>> Start Given entries

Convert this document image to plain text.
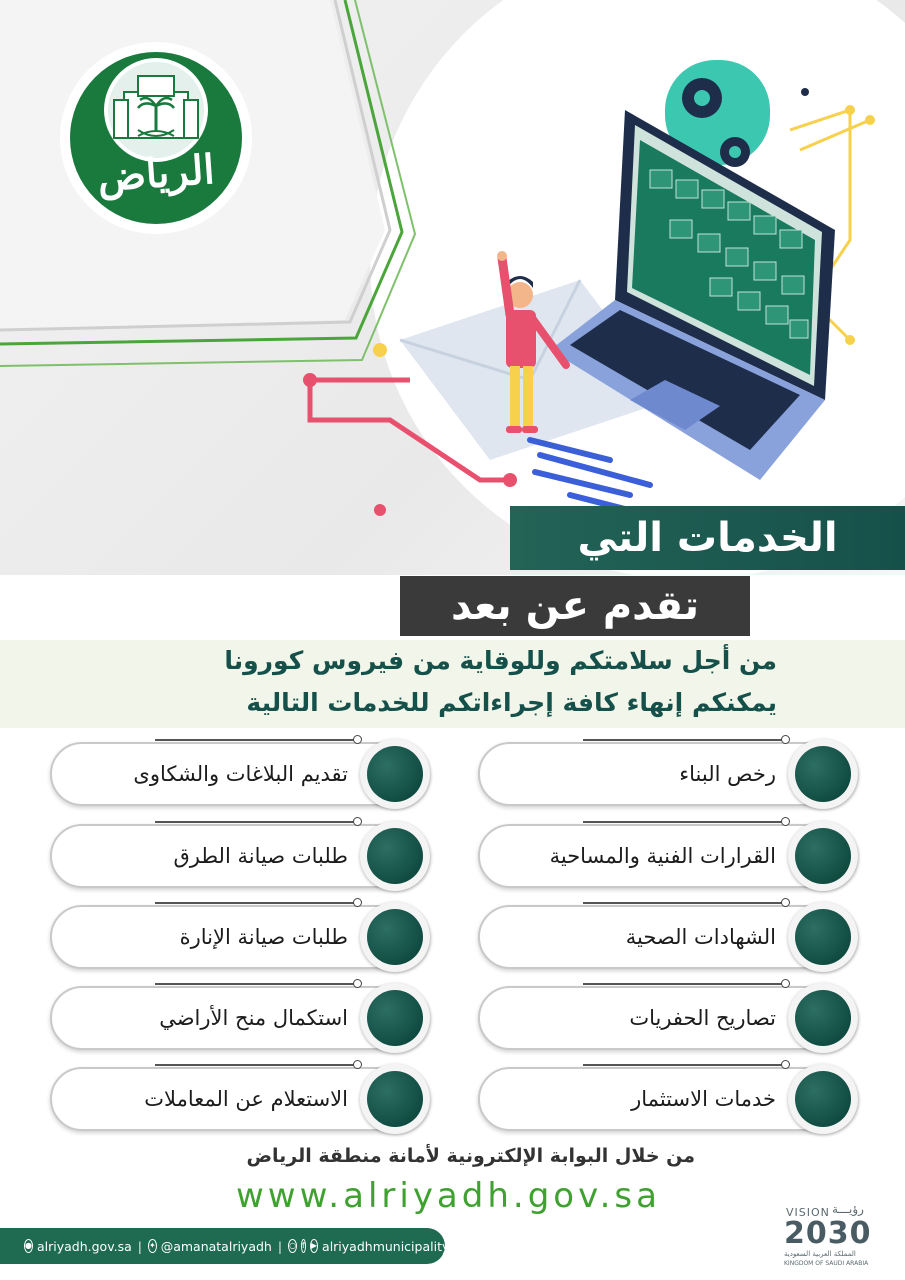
الرياض
الخدمات التي
تقدم عن بعد
من أجل سلامتكم وللوقاية من فيروس كورونا
يمكنكم إنهاء كافة إجراءاتكم للخدمات التالية
رخص البناء
القرارات الفنية والمساحية
الشهادات الصحية
تصاريح الحفريات
خدمات الاستثمار
تقديم البلاغات والشكاوى
طلبات صيانة الطرق
طلبات صيانة الإنارة
استكمال منح الأراضي
الاستعلام عن المعاملات
من خلال البوابة الإلكترونية لأمانة منطقة الرياض
www.alriyadh.gov.sa
● alriyadh.gov.sa | ✦ @amanatalriyadh | ○ f ▶ alriyadhmunicipality
VISION رؤيـــة
2030
المملكة العربية السعودية
KINGDOM OF SAUDI ARABIA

>> End Given entries

- [Description of the task]: Leave every image out, and retype the material exactly.

- [Output]:
Convert this document image to plain text.
الرياض
الخدمات التي
تقدم عن بعد
من أجل سلامتكم وللوقاية من فيروس كورونا
يمكنكم إنهاء كافة إجراءاتكم للخدمات التالية
رخص البناء
القرارات الفنية والمساحية
الشهادات الصحية
تصاريح الحفريات
خدمات الاستثمار
تقديم البلاغات والشكاوى
طلبات صيانة الطرق
طلبات صيانة الإنارة
استكمال منح الأراضي
الاستعلام عن المعاملات
من خلال البوابة الإلكترونية لأمانة منطقة الرياض
www.alriyadh.gov.sa
● alriyadh.gov.sa | ✦ @amanatalriyadh | ○ f ▶ alriyadhmunicipality
VISION رؤيـــة
2030
المملكة العربية السعودية
KINGDOM OF SAUDI ARABIA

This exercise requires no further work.